Keep only the lines of the data below that contain "Anomaly", and copy them.

▬▬▬

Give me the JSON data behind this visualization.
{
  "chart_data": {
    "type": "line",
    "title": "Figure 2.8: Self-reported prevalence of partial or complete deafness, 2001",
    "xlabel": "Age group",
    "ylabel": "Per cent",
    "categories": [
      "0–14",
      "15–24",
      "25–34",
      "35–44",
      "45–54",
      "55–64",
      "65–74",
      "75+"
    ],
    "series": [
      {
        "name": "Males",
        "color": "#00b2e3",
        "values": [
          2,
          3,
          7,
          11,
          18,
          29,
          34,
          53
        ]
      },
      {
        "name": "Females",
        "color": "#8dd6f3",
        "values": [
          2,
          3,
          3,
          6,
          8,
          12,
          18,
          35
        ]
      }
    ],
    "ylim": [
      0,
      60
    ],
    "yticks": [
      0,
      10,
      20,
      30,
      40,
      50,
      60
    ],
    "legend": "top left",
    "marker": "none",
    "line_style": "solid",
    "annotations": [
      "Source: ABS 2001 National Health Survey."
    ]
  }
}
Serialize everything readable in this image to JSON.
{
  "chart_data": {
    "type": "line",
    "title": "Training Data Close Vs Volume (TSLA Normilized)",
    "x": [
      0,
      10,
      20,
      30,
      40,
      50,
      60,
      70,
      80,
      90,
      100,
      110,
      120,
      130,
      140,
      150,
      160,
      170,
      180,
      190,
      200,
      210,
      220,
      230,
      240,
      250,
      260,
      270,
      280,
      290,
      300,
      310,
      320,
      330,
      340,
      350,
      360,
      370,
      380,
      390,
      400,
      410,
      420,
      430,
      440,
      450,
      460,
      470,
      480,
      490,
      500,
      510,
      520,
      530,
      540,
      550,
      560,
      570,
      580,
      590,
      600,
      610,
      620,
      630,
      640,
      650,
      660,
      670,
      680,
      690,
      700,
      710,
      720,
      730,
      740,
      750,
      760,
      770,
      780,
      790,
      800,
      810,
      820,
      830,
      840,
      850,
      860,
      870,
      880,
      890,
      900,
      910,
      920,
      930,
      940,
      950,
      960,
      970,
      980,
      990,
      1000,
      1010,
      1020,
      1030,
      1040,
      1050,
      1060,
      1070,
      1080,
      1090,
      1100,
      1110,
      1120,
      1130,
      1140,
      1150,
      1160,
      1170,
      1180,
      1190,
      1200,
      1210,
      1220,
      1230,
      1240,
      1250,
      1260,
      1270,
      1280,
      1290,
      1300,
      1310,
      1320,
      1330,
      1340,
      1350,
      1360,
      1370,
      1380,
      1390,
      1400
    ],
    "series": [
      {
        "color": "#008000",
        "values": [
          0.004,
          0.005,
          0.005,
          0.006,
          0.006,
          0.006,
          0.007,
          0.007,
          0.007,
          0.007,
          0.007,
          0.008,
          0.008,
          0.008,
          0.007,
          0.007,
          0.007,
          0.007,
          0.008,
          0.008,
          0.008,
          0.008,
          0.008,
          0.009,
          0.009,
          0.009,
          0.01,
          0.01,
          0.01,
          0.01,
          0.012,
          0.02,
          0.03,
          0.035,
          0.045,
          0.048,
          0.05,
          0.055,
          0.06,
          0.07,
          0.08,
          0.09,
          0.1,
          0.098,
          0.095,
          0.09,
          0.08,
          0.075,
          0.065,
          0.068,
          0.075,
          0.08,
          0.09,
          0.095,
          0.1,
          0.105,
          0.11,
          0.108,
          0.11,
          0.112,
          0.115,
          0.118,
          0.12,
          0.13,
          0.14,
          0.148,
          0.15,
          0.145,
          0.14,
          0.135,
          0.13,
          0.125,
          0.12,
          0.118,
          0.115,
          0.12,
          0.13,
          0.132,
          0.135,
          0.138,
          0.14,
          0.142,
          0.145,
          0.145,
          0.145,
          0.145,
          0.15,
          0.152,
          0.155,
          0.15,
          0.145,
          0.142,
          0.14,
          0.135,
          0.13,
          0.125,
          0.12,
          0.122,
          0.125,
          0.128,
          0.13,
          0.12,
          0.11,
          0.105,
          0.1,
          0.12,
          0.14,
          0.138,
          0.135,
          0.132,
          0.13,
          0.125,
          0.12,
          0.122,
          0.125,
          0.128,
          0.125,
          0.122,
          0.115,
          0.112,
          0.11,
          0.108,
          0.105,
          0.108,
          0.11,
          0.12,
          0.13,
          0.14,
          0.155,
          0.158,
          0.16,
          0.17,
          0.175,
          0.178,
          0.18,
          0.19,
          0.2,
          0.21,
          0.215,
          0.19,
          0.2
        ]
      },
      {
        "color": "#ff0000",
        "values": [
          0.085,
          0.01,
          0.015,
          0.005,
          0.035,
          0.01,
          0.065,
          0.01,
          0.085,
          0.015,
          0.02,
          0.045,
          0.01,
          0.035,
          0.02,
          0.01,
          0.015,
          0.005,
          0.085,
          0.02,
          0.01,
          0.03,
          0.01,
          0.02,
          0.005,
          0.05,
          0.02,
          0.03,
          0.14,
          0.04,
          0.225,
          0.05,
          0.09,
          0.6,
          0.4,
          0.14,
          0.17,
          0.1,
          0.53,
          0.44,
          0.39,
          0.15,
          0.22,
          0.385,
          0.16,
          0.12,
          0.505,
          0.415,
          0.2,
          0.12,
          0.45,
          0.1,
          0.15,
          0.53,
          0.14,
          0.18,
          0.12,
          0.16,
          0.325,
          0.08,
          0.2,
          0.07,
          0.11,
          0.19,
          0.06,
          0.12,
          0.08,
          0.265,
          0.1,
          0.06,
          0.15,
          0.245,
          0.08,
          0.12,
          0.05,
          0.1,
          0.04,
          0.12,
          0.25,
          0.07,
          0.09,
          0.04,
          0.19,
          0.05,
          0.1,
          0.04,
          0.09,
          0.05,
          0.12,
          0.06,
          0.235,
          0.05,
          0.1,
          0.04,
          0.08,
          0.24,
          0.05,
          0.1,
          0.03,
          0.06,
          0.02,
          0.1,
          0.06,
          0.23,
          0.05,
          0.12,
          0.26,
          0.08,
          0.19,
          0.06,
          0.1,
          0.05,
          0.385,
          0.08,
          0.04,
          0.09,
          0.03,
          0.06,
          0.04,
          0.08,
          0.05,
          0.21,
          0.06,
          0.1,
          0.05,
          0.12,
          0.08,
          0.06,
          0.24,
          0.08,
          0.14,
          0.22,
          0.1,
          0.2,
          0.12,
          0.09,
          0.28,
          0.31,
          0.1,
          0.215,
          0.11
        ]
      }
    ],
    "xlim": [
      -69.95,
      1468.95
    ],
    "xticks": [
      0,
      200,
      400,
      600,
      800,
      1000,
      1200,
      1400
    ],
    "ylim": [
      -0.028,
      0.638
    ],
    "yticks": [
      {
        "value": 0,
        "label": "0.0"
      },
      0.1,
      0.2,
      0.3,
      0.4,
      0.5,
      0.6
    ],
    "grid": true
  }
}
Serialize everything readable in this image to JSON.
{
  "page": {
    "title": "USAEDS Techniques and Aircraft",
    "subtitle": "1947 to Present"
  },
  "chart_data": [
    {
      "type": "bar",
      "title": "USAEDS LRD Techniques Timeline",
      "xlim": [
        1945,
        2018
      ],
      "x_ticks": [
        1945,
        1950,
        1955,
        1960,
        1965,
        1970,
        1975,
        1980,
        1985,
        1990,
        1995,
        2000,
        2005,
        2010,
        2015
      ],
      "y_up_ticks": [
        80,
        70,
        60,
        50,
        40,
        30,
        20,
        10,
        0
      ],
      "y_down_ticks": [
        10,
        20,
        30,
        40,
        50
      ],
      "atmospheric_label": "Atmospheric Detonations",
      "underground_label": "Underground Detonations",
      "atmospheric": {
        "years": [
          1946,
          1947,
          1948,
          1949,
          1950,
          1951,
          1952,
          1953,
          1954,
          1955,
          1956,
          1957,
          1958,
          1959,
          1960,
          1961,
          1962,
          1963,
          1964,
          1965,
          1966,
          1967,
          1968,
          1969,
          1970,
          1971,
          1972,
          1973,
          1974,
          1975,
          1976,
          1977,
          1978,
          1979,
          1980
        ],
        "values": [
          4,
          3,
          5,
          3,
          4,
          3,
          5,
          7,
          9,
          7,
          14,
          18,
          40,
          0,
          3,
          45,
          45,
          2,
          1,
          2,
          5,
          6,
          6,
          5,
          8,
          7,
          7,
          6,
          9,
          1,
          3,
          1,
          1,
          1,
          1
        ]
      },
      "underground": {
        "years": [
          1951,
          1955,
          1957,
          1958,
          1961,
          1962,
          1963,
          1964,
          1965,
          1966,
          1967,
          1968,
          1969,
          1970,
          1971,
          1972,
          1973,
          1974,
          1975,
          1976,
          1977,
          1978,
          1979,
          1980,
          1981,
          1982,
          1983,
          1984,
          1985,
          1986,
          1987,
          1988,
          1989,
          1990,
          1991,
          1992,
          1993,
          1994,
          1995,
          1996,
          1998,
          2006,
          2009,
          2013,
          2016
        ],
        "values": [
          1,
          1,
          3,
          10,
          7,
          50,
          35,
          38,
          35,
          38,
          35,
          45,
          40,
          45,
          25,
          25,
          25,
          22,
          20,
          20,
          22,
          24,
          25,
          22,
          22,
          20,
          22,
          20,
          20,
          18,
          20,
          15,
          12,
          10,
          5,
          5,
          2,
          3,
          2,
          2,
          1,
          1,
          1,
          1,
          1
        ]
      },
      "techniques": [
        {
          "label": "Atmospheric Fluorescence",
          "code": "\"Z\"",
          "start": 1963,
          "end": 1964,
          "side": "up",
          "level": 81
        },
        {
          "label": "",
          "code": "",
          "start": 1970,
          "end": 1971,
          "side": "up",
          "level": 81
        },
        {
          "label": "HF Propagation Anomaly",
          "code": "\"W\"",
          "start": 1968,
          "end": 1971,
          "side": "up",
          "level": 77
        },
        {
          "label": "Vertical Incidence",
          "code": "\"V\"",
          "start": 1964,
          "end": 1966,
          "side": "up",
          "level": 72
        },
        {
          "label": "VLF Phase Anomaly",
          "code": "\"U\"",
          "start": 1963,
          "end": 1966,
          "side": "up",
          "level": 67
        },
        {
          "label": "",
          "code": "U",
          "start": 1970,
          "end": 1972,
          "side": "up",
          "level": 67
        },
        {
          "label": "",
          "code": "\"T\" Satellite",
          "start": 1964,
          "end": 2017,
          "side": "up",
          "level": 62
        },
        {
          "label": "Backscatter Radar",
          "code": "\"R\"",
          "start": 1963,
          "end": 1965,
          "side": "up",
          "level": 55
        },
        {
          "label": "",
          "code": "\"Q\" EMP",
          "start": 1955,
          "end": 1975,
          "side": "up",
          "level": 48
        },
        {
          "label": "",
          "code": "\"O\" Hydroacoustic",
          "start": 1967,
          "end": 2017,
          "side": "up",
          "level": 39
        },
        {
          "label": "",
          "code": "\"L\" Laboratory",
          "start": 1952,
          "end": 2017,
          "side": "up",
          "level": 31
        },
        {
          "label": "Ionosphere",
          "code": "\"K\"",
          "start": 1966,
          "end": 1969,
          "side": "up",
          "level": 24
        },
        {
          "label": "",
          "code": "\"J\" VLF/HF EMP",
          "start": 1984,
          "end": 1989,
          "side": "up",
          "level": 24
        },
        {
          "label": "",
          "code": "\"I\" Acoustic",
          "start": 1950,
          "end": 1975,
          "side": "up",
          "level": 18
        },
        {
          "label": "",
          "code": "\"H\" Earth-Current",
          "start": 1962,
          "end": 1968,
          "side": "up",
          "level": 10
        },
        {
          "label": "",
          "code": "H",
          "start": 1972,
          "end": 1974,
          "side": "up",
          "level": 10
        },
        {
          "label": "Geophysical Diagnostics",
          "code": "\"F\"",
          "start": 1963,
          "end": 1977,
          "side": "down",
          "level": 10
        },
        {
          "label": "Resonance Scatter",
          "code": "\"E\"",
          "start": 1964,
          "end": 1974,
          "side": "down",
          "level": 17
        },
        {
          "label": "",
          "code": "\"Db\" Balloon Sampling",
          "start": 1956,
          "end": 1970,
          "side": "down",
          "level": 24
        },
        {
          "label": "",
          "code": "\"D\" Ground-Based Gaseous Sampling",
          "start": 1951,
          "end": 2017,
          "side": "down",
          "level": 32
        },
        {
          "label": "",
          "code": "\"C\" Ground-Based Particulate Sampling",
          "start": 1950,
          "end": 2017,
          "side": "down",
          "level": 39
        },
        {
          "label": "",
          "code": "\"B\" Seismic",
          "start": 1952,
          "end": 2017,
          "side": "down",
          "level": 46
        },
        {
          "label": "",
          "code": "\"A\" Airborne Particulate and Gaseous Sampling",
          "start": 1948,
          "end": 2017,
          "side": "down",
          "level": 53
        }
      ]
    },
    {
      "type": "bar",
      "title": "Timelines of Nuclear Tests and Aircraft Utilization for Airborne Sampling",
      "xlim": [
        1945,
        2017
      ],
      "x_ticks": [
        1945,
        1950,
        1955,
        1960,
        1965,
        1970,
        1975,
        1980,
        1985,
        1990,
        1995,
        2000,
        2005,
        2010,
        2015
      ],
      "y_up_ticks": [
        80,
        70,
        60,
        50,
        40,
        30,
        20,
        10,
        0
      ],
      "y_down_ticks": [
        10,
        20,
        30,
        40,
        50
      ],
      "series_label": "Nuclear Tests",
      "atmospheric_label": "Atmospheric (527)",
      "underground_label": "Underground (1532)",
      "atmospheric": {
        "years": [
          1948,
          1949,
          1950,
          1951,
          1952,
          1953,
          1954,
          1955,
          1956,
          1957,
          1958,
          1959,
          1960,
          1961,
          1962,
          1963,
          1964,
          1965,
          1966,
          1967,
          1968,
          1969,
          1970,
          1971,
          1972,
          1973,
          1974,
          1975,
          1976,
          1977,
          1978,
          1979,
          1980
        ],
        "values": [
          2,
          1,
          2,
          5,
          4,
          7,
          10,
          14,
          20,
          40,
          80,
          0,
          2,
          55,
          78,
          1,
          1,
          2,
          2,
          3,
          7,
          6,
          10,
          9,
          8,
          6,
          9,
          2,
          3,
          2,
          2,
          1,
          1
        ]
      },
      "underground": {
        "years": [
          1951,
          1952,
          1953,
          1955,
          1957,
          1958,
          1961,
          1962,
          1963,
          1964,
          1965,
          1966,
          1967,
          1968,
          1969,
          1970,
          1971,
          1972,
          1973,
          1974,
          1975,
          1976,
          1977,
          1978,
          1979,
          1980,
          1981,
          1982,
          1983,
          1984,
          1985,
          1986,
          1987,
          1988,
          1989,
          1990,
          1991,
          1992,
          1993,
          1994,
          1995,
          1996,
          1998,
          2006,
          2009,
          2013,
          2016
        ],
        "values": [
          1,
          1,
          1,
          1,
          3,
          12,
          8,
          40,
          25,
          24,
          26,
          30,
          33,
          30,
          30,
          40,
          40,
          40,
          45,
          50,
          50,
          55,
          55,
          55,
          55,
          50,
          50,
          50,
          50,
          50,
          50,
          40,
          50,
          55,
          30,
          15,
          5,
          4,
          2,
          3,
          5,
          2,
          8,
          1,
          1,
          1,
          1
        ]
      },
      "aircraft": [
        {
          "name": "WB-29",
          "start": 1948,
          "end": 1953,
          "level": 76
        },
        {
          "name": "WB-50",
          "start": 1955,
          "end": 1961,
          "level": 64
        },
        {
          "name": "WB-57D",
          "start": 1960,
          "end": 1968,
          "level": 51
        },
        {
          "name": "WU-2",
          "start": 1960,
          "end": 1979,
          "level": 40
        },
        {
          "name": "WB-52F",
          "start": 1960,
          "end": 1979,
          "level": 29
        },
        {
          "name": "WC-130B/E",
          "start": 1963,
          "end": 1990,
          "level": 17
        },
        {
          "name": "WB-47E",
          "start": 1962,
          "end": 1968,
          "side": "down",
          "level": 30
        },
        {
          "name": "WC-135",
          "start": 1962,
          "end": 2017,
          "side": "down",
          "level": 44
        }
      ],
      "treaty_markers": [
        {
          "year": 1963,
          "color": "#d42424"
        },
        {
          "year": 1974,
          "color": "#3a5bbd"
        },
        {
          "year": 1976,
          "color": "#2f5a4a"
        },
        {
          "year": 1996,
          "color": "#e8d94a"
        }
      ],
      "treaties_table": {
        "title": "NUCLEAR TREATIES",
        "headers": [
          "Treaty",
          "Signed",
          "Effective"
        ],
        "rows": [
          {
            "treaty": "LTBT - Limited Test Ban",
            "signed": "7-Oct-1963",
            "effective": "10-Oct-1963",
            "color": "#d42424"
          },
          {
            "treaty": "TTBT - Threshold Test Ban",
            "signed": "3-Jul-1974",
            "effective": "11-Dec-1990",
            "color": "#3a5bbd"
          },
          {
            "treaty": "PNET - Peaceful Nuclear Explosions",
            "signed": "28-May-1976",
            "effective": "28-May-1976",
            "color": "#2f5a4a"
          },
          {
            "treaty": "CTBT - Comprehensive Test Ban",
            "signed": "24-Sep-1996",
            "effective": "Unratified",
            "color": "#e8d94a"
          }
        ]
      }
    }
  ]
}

▬▬▬

● **OUTPUT FOR THIS EXERCISE**
          "label": "HF Propagation Anomaly",
          "label": "VLF Phase Anomaly",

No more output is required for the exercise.